Pull every line holding the string "Bình" from the records below.

Stored data
▼

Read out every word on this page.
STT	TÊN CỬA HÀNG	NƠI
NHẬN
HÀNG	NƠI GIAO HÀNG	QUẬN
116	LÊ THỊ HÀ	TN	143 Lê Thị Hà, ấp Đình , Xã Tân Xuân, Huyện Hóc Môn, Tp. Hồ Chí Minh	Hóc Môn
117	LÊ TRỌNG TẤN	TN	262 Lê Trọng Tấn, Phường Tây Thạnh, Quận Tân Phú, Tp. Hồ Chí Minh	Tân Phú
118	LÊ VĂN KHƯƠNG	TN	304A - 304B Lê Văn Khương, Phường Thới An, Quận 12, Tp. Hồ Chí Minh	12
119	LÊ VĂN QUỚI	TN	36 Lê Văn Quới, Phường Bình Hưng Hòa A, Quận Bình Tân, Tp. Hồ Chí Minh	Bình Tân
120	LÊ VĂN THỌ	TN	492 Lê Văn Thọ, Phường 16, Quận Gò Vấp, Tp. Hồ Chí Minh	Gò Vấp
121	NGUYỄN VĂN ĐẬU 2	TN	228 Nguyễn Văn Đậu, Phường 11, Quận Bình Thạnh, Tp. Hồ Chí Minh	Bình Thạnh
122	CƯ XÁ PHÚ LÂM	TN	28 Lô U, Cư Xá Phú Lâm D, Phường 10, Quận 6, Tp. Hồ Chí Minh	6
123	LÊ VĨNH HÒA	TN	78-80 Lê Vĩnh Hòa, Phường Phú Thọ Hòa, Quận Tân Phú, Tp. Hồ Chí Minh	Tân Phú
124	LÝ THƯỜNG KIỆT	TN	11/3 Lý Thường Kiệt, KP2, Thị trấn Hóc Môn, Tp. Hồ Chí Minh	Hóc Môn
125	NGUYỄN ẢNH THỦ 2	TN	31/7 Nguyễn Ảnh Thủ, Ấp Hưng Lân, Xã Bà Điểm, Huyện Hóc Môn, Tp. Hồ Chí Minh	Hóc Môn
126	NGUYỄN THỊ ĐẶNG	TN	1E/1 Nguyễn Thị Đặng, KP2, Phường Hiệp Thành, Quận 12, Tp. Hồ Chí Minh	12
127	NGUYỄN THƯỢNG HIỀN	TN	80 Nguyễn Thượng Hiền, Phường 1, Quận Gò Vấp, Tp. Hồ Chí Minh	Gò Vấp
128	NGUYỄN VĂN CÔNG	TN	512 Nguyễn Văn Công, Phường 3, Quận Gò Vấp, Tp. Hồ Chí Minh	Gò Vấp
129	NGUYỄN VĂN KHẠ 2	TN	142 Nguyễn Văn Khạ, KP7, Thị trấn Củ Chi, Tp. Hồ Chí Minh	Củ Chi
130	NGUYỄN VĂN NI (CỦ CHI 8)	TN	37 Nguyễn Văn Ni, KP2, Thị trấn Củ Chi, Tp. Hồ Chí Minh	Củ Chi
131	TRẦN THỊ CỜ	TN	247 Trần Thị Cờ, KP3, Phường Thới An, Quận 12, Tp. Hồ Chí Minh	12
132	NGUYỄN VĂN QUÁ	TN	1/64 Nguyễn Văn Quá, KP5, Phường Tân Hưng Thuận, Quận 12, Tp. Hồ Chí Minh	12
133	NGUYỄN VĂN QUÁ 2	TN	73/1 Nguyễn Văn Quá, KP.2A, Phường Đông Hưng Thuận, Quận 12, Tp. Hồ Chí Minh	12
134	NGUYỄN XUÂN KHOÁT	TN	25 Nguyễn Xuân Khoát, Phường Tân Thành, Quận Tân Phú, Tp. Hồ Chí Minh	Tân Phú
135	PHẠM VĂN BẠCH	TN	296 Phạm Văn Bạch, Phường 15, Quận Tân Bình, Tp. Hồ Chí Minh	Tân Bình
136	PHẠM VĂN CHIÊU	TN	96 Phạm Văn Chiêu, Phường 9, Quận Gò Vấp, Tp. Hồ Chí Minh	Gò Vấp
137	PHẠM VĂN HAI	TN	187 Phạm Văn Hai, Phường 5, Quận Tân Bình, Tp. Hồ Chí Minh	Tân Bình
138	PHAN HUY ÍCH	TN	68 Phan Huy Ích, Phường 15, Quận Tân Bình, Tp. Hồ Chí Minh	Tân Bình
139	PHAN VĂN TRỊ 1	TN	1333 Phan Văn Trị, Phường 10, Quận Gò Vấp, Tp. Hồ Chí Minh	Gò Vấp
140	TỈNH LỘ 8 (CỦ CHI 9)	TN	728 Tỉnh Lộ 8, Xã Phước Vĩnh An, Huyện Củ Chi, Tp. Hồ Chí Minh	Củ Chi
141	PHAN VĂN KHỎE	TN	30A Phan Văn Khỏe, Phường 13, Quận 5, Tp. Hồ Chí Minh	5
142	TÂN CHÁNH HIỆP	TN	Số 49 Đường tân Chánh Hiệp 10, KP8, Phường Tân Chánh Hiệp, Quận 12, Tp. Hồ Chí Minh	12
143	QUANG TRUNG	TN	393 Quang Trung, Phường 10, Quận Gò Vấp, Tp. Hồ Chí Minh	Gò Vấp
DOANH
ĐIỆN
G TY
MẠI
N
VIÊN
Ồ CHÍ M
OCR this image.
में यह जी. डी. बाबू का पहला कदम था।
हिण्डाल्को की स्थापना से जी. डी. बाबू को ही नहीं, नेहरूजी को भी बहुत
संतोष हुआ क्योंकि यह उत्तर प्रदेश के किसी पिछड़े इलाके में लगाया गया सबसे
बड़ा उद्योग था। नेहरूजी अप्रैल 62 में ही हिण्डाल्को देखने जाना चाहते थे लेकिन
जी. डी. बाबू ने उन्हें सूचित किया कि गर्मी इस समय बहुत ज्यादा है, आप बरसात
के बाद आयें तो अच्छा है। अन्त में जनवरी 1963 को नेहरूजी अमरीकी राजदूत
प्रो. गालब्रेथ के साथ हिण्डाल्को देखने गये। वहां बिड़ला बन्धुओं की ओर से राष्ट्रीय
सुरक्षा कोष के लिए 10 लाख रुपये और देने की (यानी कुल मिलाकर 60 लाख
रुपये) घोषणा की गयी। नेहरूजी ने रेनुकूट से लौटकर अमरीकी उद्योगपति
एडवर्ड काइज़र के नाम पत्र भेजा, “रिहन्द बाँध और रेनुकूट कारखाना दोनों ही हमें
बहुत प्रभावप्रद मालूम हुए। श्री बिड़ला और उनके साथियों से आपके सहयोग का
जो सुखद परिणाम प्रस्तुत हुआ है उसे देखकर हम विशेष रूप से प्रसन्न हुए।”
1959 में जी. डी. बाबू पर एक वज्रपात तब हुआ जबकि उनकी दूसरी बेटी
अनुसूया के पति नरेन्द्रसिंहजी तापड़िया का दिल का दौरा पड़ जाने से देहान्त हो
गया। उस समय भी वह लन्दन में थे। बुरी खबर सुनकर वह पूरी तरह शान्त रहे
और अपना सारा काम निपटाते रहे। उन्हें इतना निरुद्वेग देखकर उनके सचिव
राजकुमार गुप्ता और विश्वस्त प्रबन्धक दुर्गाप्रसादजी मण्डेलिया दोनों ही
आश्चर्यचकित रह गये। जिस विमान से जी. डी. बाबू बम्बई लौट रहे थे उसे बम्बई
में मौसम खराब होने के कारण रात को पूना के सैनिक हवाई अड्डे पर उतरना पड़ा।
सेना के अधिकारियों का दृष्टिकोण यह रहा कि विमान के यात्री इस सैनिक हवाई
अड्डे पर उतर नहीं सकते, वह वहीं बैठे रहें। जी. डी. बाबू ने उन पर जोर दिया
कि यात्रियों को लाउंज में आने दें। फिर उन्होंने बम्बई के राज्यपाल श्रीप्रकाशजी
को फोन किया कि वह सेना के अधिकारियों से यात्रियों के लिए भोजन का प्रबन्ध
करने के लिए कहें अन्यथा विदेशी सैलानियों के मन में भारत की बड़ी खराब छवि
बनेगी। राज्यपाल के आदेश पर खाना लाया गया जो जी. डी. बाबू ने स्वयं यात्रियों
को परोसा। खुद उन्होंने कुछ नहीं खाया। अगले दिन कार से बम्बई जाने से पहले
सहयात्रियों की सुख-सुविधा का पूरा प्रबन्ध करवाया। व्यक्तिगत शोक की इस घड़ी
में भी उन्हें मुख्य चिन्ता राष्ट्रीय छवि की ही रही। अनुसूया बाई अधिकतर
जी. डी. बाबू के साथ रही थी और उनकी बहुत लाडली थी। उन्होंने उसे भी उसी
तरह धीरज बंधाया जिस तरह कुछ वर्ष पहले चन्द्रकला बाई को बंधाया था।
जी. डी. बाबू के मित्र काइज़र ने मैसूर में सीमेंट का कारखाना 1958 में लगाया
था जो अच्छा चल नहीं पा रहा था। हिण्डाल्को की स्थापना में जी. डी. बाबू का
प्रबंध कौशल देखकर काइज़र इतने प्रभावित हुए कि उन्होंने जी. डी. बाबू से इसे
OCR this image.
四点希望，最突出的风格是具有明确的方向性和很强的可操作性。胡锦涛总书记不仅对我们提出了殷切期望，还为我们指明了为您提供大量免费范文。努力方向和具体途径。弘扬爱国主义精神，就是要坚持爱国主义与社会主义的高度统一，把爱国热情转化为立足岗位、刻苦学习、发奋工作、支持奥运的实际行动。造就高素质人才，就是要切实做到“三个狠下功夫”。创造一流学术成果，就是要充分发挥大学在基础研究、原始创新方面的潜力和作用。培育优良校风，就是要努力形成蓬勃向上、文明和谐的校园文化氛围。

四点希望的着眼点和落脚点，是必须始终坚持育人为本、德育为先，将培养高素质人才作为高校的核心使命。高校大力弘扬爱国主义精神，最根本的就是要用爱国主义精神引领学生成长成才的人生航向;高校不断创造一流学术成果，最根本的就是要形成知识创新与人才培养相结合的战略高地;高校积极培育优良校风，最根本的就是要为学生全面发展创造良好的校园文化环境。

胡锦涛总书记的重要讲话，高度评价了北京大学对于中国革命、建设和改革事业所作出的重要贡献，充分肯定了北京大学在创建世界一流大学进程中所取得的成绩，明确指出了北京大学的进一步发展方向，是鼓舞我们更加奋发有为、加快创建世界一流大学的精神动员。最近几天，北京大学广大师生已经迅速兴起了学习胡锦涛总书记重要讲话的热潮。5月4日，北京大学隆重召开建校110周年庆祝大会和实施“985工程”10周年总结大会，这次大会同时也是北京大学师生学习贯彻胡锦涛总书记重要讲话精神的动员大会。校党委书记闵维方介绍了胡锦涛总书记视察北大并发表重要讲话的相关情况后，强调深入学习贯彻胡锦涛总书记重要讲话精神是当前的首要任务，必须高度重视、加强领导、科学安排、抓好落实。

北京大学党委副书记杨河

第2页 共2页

▲

Correct answer
119	LÊ VĂN QUỚI	TN	36 Lê Văn Quới, Phường Bình Hưng Hòa A, Quận Bình Tân, Tp. Hồ Chí Minh	Bình Tân
121	NGUYỄN VĂN ĐẬU 2	TN	228 Nguyễn Văn Đậu, Phường 11, Quận Bình Thạnh, Tp. Hồ Chí Minh	Bình Thạnh
135	PHẠM VĂN BẠCH	TN	296 Phạm Văn Bạch, Phường 15, Quận Tân Bình, Tp. Hồ Chí Minh	Tân Bình
137	PHẠM VĂN HAI	TN	187 Phạm Văn Hai, Phường 5, Quận Tân Bình, Tp. Hồ Chí Minh	Tân Bình
138	PHAN HUY ÍCH	TN	68 Phan Huy Ích, Phường 15, Quận Tân Bình, Tp. Hồ Chí Minh	Tân Bình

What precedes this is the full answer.